• _Exercise prompt_:
Pick out every line with the word "JSON" and copy it.

### Information provided ###

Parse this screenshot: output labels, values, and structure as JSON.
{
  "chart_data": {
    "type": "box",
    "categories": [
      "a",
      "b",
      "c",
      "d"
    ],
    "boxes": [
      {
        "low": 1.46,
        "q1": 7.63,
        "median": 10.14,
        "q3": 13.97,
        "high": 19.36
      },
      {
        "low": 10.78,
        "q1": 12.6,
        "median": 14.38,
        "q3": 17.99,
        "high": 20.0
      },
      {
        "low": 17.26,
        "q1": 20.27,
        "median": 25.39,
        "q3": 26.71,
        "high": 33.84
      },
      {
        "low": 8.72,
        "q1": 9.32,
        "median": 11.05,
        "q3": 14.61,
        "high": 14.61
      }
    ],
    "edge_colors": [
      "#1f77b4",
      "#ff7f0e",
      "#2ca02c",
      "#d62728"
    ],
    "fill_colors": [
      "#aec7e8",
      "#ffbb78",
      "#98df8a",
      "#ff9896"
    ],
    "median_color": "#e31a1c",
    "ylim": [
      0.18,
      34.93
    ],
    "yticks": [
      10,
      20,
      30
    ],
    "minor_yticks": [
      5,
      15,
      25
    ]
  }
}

###
### Information provided ###

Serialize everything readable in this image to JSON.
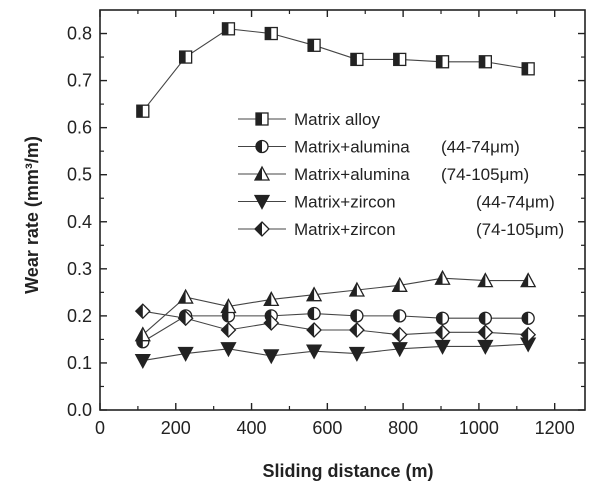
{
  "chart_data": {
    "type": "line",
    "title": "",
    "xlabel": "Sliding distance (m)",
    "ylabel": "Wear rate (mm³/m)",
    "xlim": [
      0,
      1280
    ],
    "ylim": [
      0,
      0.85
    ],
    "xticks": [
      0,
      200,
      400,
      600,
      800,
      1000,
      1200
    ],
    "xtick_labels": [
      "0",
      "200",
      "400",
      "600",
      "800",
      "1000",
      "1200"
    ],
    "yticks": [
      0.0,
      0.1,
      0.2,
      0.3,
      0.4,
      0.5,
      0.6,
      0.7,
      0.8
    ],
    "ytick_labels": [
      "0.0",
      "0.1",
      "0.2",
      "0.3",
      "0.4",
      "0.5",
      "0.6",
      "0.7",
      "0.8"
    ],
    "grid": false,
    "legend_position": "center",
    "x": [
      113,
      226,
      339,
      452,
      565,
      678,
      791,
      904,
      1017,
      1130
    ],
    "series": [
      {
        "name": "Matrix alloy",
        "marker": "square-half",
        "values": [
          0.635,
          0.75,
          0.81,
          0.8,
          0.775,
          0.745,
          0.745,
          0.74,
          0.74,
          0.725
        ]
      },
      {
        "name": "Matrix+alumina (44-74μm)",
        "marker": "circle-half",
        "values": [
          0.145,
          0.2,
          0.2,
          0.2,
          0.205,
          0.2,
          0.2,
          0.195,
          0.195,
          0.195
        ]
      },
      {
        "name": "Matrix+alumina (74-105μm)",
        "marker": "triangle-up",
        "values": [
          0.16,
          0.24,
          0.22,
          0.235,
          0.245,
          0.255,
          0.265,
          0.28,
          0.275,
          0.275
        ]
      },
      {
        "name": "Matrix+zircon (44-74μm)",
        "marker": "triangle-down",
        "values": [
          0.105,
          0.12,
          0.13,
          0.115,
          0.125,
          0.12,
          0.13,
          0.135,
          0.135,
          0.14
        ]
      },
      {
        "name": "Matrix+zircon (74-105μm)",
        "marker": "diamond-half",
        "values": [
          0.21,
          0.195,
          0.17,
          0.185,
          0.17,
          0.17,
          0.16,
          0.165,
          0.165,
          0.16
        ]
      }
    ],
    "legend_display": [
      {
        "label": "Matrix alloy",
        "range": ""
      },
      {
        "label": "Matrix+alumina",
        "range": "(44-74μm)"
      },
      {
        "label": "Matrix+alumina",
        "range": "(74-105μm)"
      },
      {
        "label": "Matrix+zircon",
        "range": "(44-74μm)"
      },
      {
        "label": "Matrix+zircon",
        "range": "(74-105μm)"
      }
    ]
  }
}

###

• _Exercise answer_:
Parse this screenshot: output labels, values, and structure as JSON.
Serialize everything readable in this image to JSON.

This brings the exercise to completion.